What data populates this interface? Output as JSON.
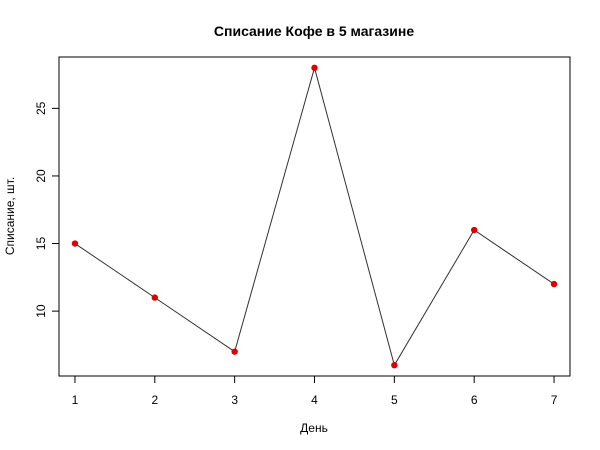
{
  "chart_data": {
    "type": "line",
    "title": "Списание Кофе в 5 магазине",
    "xlabel": "День",
    "ylabel": "Списание, шт.",
    "x": [
      1,
      2,
      3,
      4,
      5,
      6,
      7
    ],
    "y": [
      15,
      11,
      7,
      28,
      6,
      16,
      12
    ],
    "x_ticks": [
      "1",
      "2",
      "3",
      "4",
      "5",
      "6",
      "7"
    ],
    "y_ticks": [
      "10",
      "15",
      "20",
      "25"
    ],
    "y_tick_values": [
      10,
      15,
      20,
      25
    ],
    "xlim": [
      0.8,
      7.2
    ],
    "ylim": [
      5.2,
      28.8
    ],
    "grid": false,
    "line_color": "#333333",
    "point_color": "#e00000"
  }
}
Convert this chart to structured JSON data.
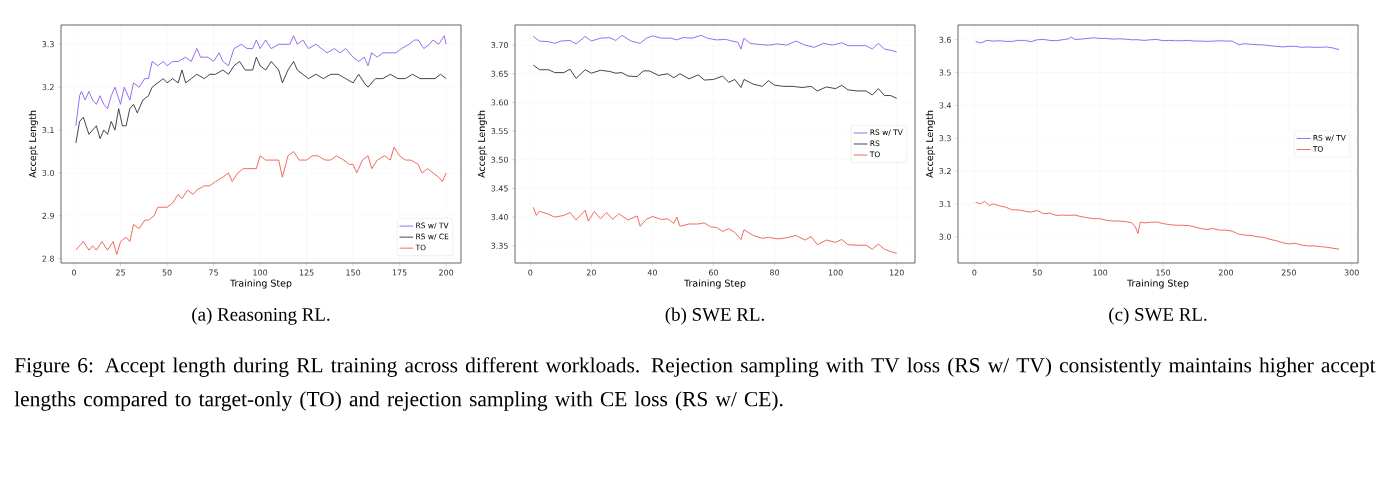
{
  "chart_data": [
    {
      "type": "line",
      "title": "(a) Reasoning RL.",
      "xlabel": "Training Step",
      "ylabel": "Accept Length",
      "xlim": [
        -7,
        208
      ],
      "ylim": [
        2.79,
        3.345
      ],
      "xticks": [
        0,
        25,
        50,
        75,
        100,
        125,
        150,
        175,
        200
      ],
      "yticks": [
        {
          "value": 2.8,
          "label": "2.8"
        },
        {
          "value": 2.9,
          "label": "2.9"
        },
        {
          "value": 3.0,
          "label": "3.0"
        },
        {
          "value": 3.1,
          "label": "3.1"
        },
        {
          "value": 3.2,
          "label": "3.2"
        },
        {
          "value": 3.3,
          "label": "3.3"
        }
      ],
      "grid": true,
      "legend": "bottom right",
      "annotations": [
        "Figure 6: Accept length during RL training across different workloads. Rejection sampling with TV loss (RS w/ TV) consistently maintains higher accept lengths compared to target-only (TO) and rejection sampling with CE loss (RS w/ CE)."
      ],
      "series": [
        {
          "name": "RS w/ TV",
          "color": "#8b5cf6",
          "x": [
            1,
            3,
            4,
            6,
            8,
            10,
            12,
            14,
            16,
            18,
            20,
            22,
            25,
            27,
            30,
            32,
            35,
            38,
            40,
            42,
            45,
            48,
            50,
            53,
            56,
            60,
            63,
            66,
            68,
            72,
            75,
            78,
            80,
            83,
            86,
            90,
            93,
            96,
            98,
            100,
            103,
            106,
            110,
            113,
            116,
            118,
            120,
            123,
            126,
            130,
            133,
            136,
            140,
            143,
            146,
            150,
            153,
            156,
            158,
            160,
            163,
            166,
            170,
            173,
            176,
            180,
            183,
            185,
            188,
            191,
            193,
            196,
            199,
            200
          ],
          "values": [
            3.11,
            3.18,
            3.19,
            3.17,
            3.19,
            3.17,
            3.16,
            3.18,
            3.16,
            3.15,
            3.18,
            3.2,
            3.16,
            3.2,
            3.17,
            3.21,
            3.2,
            3.22,
            3.22,
            3.26,
            3.25,
            3.26,
            3.25,
            3.26,
            3.26,
            3.27,
            3.26,
            3.29,
            3.27,
            3.27,
            3.26,
            3.28,
            3.26,
            3.25,
            3.29,
            3.3,
            3.29,
            3.29,
            3.31,
            3.29,
            3.31,
            3.29,
            3.3,
            3.3,
            3.3,
            3.32,
            3.3,
            3.31,
            3.29,
            3.3,
            3.29,
            3.28,
            3.29,
            3.28,
            3.29,
            3.27,
            3.26,
            3.27,
            3.25,
            3.28,
            3.27,
            3.28,
            3.28,
            3.28,
            3.29,
            3.3,
            3.31,
            3.31,
            3.29,
            3.3,
            3.31,
            3.3,
            3.32,
            3.3
          ]
        },
        {
          "name": "RS w/ CE",
          "color": "#2f2f3a",
          "x": [
            1,
            3,
            5,
            8,
            10,
            12,
            14,
            16,
            18,
            20,
            22,
            24,
            26,
            28,
            30,
            32,
            34,
            37,
            40,
            42,
            45,
            48,
            50,
            53,
            56,
            58,
            60,
            63,
            66,
            70,
            73,
            76,
            80,
            83,
            86,
            89,
            92,
            96,
            98,
            100,
            103,
            106,
            110,
            112,
            115,
            118,
            120,
            123,
            126,
            130,
            134,
            138,
            142,
            146,
            150,
            153,
            156,
            158,
            162,
            166,
            170,
            174,
            178,
            182,
            186,
            190,
            194,
            197,
            200
          ],
          "values": [
            3.07,
            3.12,
            3.13,
            3.09,
            3.1,
            3.11,
            3.08,
            3.1,
            3.09,
            3.12,
            3.1,
            3.15,
            3.11,
            3.11,
            3.15,
            3.16,
            3.14,
            3.17,
            3.18,
            3.2,
            3.21,
            3.22,
            3.21,
            3.22,
            3.21,
            3.24,
            3.21,
            3.22,
            3.23,
            3.22,
            3.23,
            3.23,
            3.24,
            3.23,
            3.25,
            3.26,
            3.24,
            3.24,
            3.27,
            3.25,
            3.24,
            3.26,
            3.24,
            3.21,
            3.24,
            3.26,
            3.24,
            3.23,
            3.22,
            3.23,
            3.22,
            3.23,
            3.23,
            3.22,
            3.21,
            3.23,
            3.21,
            3.2,
            3.22,
            3.22,
            3.23,
            3.22,
            3.22,
            3.23,
            3.22,
            3.22,
            3.22,
            3.23,
            3.22
          ]
        },
        {
          "name": "TO",
          "color": "#ef5a4c",
          "x": [
            1,
            3,
            5,
            8,
            10,
            12,
            15,
            18,
            21,
            23,
            25,
            28,
            30,
            32,
            35,
            38,
            40,
            43,
            45,
            48,
            50,
            53,
            56,
            58,
            61,
            64,
            66,
            70,
            73,
            76,
            80,
            83,
            85,
            88,
            91,
            94,
            98,
            100,
            103,
            106,
            110,
            112,
            115,
            118,
            121,
            125,
            128,
            131,
            135,
            138,
            141,
            145,
            148,
            150,
            152,
            155,
            158,
            160,
            163,
            167,
            170,
            172,
            175,
            178,
            181,
            185,
            187,
            190,
            193,
            196,
            198,
            200
          ],
          "values": [
            2.82,
            2.83,
            2.84,
            2.82,
            2.83,
            2.82,
            2.84,
            2.82,
            2.84,
            2.81,
            2.84,
            2.85,
            2.84,
            2.88,
            2.87,
            2.89,
            2.89,
            2.9,
            2.92,
            2.92,
            2.92,
            2.93,
            2.95,
            2.94,
            2.96,
            2.95,
            2.96,
            2.97,
            2.97,
            2.98,
            2.99,
            3.0,
            2.98,
            3.0,
            3.01,
            3.01,
            3.01,
            3.04,
            3.03,
            3.03,
            3.03,
            2.99,
            3.04,
            3.05,
            3.03,
            3.03,
            3.04,
            3.04,
            3.03,
            3.03,
            3.04,
            3.03,
            3.02,
            3.02,
            3.0,
            3.03,
            3.04,
            3.01,
            3.03,
            3.04,
            3.03,
            3.06,
            3.04,
            3.03,
            3.03,
            3.02,
            3.0,
            3.01,
            3.0,
            2.99,
            2.98,
            3.0
          ]
        }
      ]
    },
    {
      "type": "line",
      "title": "(b) SWE RL.",
      "xlabel": "Training Step",
      "ylabel": "Accept Length",
      "xlim": [
        -5,
        126
      ],
      "ylim": [
        3.32,
        3.735
      ],
      "xticks": [
        0,
        20,
        40,
        60,
        80,
        100,
        120
      ],
      "yticks": [
        {
          "value": 3.35,
          "label": "3.35"
        },
        {
          "value": 3.4,
          "label": "3.40"
        },
        {
          "value": 3.45,
          "label": "3.45"
        },
        {
          "value": 3.5,
          "label": "3.50"
        },
        {
          "value": 3.55,
          "label": "3.55"
        },
        {
          "value": 3.6,
          "label": "3.60"
        },
        {
          "value": 3.65,
          "label": "3.65"
        },
        {
          "value": 3.7,
          "label": "3.70"
        }
      ],
      "grid": true,
      "legend": "center right",
      "series": [
        {
          "name": "RS w/ TV",
          "color": "#8b5cf6",
          "x": [
            1,
            3,
            6,
            8,
            10,
            13,
            15,
            18,
            20,
            23,
            26,
            28,
            30,
            33,
            36,
            38,
            40,
            43,
            46,
            48,
            50,
            53,
            56,
            58,
            61,
            64,
            66,
            68,
            69,
            70,
            72,
            75,
            78,
            81,
            84,
            87,
            90,
            93,
            96,
            99,
            102,
            104,
            107,
            110,
            112,
            114,
            116,
            118,
            120
          ],
          "values": [
            3.715,
            3.707,
            3.706,
            3.703,
            3.707,
            3.708,
            3.702,
            3.715,
            3.707,
            3.712,
            3.713,
            3.708,
            3.717,
            3.707,
            3.703,
            3.712,
            3.716,
            3.712,
            3.712,
            3.709,
            3.713,
            3.712,
            3.717,
            3.712,
            3.709,
            3.71,
            3.707,
            3.705,
            3.693,
            3.712,
            3.703,
            3.701,
            3.7,
            3.702,
            3.7,
            3.707,
            3.7,
            3.696,
            3.703,
            3.7,
            3.704,
            3.699,
            3.699,
            3.699,
            3.693,
            3.703,
            3.693,
            3.691,
            3.688
          ]
        },
        {
          "name": "RS",
          "color": "#2f2f3a",
          "x": [
            1,
            3,
            6,
            8,
            11,
            13,
            15,
            18,
            20,
            23,
            26,
            28,
            30,
            32,
            35,
            37,
            39,
            42,
            45,
            47,
            49,
            52,
            55,
            57,
            60,
            63,
            65,
            67,
            69,
            70,
            73,
            76,
            78,
            80,
            83,
            86,
            89,
            92,
            94,
            97,
            100,
            102,
            104,
            107,
            110,
            112,
            114,
            116,
            118,
            120
          ],
          "values": [
            3.665,
            3.657,
            3.657,
            3.652,
            3.652,
            3.658,
            3.642,
            3.657,
            3.651,
            3.656,
            3.654,
            3.651,
            3.652,
            3.646,
            3.645,
            3.655,
            3.655,
            3.647,
            3.65,
            3.643,
            3.65,
            3.641,
            3.648,
            3.639,
            3.64,
            3.646,
            3.635,
            3.64,
            3.626,
            3.64,
            3.632,
            3.628,
            3.638,
            3.63,
            3.628,
            3.628,
            3.626,
            3.628,
            3.62,
            3.627,
            3.624,
            3.63,
            3.622,
            3.62,
            3.62,
            3.613,
            3.624,
            3.612,
            3.612,
            3.607
          ]
        },
        {
          "name": "TO",
          "color": "#ef5a4c",
          "x": [
            1,
            2,
            3,
            6,
            8,
            11,
            13,
            15,
            18,
            19,
            21,
            23,
            25,
            27,
            29,
            32,
            35,
            36,
            38,
            40,
            43,
            45,
            47,
            48,
            49,
            52,
            55,
            57,
            59,
            61,
            63,
            65,
            67,
            69,
            70,
            73,
            76,
            78,
            81,
            84,
            87,
            90,
            92,
            94,
            97,
            100,
            102,
            104,
            107,
            110,
            112,
            114,
            116,
            118,
            120
          ],
          "values": [
            3.417,
            3.403,
            3.41,
            3.405,
            3.4,
            3.403,
            3.408,
            3.395,
            3.412,
            3.393,
            3.41,
            3.397,
            3.408,
            3.396,
            3.406,
            3.395,
            3.402,
            3.384,
            3.396,
            3.401,
            3.396,
            3.397,
            3.389,
            3.4,
            3.384,
            3.388,
            3.388,
            3.39,
            3.383,
            3.382,
            3.375,
            3.38,
            3.373,
            3.361,
            3.378,
            3.368,
            3.363,
            3.365,
            3.362,
            3.364,
            3.368,
            3.36,
            3.366,
            3.352,
            3.36,
            3.356,
            3.361,
            3.352,
            3.351,
            3.351,
            3.344,
            3.353,
            3.344,
            3.34,
            3.337
          ]
        }
      ]
    },
    {
      "type": "line",
      "title": "(c) SWE RL.",
      "xlabel": "Training Step",
      "ylabel": "Accept Length",
      "xlim": [
        -13,
        305
      ],
      "ylim": [
        2.92,
        3.645
      ],
      "xticks": [
        0,
        50,
        100,
        150,
        200,
        250,
        300
      ],
      "yticks": [
        {
          "value": 3.0,
          "label": "3.0"
        },
        {
          "value": 3.1,
          "label": "3.1"
        },
        {
          "value": 3.2,
          "label": "3.2"
        },
        {
          "value": 3.3,
          "label": "3.3"
        },
        {
          "value": 3.4,
          "label": "3.4"
        },
        {
          "value": 3.5,
          "label": "3.5"
        },
        {
          "value": 3.6,
          "label": "3.6"
        }
      ],
      "grid": true,
      "legend": "center right",
      "series": [
        {
          "name": "RS w/ TV",
          "color": "#8b5cf6",
          "x": [
            1,
            5,
            10,
            15,
            20,
            25,
            30,
            35,
            40,
            45,
            50,
            55,
            60,
            65,
            70,
            75,
            77,
            80,
            85,
            90,
            95,
            100,
            105,
            110,
            115,
            120,
            125,
            130,
            135,
            140,
            145,
            150,
            155,
            160,
            165,
            170,
            175,
            180,
            185,
            190,
            195,
            200,
            205,
            210,
            215,
            220,
            225,
            230,
            235,
            240,
            245,
            250,
            255,
            260,
            265,
            270,
            275,
            280,
            285,
            290
          ],
          "values": [
            3.595,
            3.59,
            3.598,
            3.596,
            3.597,
            3.595,
            3.595,
            3.598,
            3.598,
            3.594,
            3.6,
            3.601,
            3.598,
            3.597,
            3.6,
            3.603,
            3.608,
            3.601,
            3.602,
            3.604,
            3.606,
            3.604,
            3.604,
            3.602,
            3.603,
            3.602,
            3.6,
            3.6,
            3.598,
            3.6,
            3.601,
            3.597,
            3.598,
            3.597,
            3.597,
            3.598,
            3.596,
            3.596,
            3.595,
            3.596,
            3.597,
            3.596,
            3.596,
            3.585,
            3.588,
            3.586,
            3.585,
            3.584,
            3.582,
            3.58,
            3.578,
            3.58,
            3.58,
            3.577,
            3.578,
            3.577,
            3.577,
            3.578,
            3.575,
            3.57
          ]
        },
        {
          "name": "TO",
          "color": "#ef5a4c",
          "x": [
            1,
            5,
            8,
            12,
            15,
            20,
            25,
            30,
            35,
            40,
            45,
            50,
            55,
            60,
            65,
            70,
            75,
            80,
            85,
            90,
            95,
            100,
            105,
            110,
            115,
            120,
            125,
            128,
            130,
            132,
            135,
            140,
            145,
            150,
            155,
            160,
            165,
            170,
            175,
            180,
            185,
            190,
            195,
            200,
            205,
            210,
            215,
            220,
            225,
            230,
            235,
            240,
            245,
            250,
            255,
            260,
            265,
            270,
            275,
            280,
            285,
            290
          ],
          "values": [
            3.105,
            3.1,
            3.108,
            3.095,
            3.1,
            3.094,
            3.09,
            3.082,
            3.082,
            3.078,
            3.075,
            3.08,
            3.07,
            3.072,
            3.065,
            3.066,
            3.065,
            3.066,
            3.061,
            3.058,
            3.055,
            3.055,
            3.05,
            3.048,
            3.048,
            3.046,
            3.043,
            3.03,
            3.01,
            3.045,
            3.042,
            3.044,
            3.045,
            3.04,
            3.037,
            3.035,
            3.035,
            3.034,
            3.03,
            3.025,
            3.022,
            3.025,
            3.02,
            3.02,
            3.017,
            3.008,
            3.005,
            3.004,
            3.0,
            2.998,
            2.992,
            2.988,
            2.982,
            2.978,
            2.98,
            2.975,
            2.972,
            2.972,
            2.97,
            2.968,
            2.965,
            2.962
          ]
        }
      ]
    }
  ]
}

* Exercise:
Report how many lines contain "this". Give nothing but the number.

* Expected answer:
2